§ What you need to do:
Search the records for "首席科学家" and copy each line that holds it.
┌──
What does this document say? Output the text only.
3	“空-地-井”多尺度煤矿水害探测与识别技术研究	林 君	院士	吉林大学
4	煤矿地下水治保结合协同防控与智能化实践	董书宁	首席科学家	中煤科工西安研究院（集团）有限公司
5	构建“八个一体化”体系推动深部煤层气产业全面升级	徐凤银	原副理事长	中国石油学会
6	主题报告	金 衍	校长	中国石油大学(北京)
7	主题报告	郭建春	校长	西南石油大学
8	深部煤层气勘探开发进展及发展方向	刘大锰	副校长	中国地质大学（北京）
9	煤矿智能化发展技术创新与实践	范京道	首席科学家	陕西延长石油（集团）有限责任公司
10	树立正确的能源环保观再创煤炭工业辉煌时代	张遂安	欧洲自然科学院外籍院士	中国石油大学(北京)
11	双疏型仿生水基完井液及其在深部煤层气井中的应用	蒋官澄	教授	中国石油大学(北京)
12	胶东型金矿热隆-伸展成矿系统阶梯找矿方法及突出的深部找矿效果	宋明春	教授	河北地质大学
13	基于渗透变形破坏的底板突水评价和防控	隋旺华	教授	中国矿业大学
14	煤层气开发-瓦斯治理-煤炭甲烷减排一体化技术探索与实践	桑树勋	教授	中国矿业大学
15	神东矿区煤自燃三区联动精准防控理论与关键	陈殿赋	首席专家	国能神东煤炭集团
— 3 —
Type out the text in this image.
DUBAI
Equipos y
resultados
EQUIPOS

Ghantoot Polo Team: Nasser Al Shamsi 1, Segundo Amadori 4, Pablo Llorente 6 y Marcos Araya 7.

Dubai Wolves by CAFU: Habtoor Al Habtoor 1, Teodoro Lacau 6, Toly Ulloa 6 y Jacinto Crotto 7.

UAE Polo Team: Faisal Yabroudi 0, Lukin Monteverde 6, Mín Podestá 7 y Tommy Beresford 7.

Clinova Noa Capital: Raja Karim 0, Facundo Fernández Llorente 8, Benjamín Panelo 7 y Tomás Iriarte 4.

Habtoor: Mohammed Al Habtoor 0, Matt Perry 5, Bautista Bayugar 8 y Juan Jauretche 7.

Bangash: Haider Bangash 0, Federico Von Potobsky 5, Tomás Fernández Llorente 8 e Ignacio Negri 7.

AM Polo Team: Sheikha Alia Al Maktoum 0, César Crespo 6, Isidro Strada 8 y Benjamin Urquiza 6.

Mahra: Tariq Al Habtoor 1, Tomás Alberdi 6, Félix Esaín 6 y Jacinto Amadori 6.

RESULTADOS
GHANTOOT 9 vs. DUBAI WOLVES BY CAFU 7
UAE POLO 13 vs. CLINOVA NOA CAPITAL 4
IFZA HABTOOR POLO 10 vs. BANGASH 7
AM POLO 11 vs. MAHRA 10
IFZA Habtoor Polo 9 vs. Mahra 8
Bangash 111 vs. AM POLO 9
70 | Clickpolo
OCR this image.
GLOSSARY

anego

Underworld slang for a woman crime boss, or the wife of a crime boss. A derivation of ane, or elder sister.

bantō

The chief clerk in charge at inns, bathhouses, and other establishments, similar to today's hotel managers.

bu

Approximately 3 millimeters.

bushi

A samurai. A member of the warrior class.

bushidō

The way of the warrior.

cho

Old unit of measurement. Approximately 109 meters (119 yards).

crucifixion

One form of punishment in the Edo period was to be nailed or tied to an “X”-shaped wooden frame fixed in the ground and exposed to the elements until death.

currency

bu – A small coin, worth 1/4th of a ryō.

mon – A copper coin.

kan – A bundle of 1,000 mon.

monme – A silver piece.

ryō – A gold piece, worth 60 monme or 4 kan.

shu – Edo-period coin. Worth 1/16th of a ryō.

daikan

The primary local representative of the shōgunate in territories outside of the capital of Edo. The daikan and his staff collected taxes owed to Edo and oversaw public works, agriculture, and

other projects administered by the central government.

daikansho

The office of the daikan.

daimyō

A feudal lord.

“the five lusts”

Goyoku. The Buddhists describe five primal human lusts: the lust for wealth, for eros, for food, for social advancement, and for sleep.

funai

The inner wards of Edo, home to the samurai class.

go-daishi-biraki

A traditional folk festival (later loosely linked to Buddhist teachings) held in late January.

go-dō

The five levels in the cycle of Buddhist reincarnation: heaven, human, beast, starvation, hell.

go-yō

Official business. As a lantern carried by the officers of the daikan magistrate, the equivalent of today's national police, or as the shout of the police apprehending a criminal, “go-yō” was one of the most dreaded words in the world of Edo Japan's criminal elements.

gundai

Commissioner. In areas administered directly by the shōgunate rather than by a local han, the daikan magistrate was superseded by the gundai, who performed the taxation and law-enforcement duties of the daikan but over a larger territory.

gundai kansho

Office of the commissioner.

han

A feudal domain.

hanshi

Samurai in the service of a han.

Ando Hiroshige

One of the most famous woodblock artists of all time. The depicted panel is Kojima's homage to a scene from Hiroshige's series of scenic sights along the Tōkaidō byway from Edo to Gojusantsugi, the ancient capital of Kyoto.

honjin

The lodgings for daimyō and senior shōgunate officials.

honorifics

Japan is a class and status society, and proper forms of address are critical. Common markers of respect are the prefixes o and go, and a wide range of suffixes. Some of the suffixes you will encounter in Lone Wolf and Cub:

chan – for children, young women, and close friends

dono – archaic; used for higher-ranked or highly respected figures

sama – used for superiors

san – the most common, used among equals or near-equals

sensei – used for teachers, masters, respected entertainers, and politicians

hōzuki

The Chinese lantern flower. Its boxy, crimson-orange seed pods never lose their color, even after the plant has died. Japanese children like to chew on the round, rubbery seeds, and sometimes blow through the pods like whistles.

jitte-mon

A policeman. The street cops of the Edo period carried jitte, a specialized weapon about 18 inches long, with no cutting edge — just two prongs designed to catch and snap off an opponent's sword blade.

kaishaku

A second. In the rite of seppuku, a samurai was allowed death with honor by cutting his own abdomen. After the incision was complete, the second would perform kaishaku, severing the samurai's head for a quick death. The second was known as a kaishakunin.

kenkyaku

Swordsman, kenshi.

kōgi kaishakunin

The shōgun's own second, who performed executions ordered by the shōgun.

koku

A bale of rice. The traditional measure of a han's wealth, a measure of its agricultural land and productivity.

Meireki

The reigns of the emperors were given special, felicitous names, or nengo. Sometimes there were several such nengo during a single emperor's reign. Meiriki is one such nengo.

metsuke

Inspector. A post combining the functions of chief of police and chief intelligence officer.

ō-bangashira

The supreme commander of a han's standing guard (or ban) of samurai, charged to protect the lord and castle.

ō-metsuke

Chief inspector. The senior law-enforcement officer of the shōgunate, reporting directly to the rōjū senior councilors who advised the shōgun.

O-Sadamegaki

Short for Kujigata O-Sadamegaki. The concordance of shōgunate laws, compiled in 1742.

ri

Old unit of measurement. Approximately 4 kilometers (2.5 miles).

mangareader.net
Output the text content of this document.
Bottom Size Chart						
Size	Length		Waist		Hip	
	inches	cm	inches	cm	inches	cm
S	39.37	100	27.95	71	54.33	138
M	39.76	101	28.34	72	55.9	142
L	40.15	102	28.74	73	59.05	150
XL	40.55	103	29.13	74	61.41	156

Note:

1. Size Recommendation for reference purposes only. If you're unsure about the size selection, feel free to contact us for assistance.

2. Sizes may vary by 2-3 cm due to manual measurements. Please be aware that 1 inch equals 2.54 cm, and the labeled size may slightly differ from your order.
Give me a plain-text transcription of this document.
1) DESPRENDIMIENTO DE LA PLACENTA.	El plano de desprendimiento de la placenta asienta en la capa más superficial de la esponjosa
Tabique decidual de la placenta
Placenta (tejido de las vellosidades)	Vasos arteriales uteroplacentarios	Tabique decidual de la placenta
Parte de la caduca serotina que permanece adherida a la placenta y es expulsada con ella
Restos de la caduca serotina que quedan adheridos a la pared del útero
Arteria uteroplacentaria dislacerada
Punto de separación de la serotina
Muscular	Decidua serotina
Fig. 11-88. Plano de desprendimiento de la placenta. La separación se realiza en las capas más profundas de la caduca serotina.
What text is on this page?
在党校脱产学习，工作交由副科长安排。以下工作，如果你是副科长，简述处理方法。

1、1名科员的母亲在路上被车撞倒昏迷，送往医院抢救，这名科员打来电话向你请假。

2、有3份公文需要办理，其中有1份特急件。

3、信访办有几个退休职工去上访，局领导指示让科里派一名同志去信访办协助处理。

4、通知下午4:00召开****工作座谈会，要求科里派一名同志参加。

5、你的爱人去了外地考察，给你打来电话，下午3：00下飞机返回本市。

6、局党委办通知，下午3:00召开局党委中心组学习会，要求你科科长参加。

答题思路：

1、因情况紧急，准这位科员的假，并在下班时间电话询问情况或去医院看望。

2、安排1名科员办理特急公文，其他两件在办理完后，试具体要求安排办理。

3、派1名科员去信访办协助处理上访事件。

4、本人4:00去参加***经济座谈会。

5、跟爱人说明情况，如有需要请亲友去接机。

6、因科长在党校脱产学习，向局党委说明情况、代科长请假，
└──
§ Task answer:
4	煤矿地下水治保结合协同防控与智能化实践	董书宁	首席科学家	中煤科工西安研究院（集团）有限公司
9	煤矿智能化发展技术创新与实践	范京道	首席科学家	陕西延长石油（集团）有限责任公司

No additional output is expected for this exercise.